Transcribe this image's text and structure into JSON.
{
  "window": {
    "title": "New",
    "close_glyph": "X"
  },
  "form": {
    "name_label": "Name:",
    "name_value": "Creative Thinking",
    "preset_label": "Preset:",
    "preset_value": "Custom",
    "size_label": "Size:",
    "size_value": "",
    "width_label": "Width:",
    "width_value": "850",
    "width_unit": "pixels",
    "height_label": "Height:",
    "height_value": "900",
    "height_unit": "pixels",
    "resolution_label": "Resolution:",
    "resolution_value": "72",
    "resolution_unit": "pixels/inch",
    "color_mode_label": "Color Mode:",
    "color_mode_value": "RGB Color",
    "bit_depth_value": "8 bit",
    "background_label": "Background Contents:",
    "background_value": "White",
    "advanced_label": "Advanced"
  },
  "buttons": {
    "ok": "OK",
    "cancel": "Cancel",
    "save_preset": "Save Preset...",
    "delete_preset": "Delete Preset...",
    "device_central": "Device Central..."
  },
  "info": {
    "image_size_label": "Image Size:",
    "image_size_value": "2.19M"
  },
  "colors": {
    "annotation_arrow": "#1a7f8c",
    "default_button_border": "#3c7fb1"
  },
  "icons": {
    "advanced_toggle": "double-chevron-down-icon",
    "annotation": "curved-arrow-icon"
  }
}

━━━━━━━━━━━━━━━━

Extract each line holding the string "pixels".

    "width_unit": "pixels",
    "height_unit": "pixels",
    "resolution_unit": "pixels/inch",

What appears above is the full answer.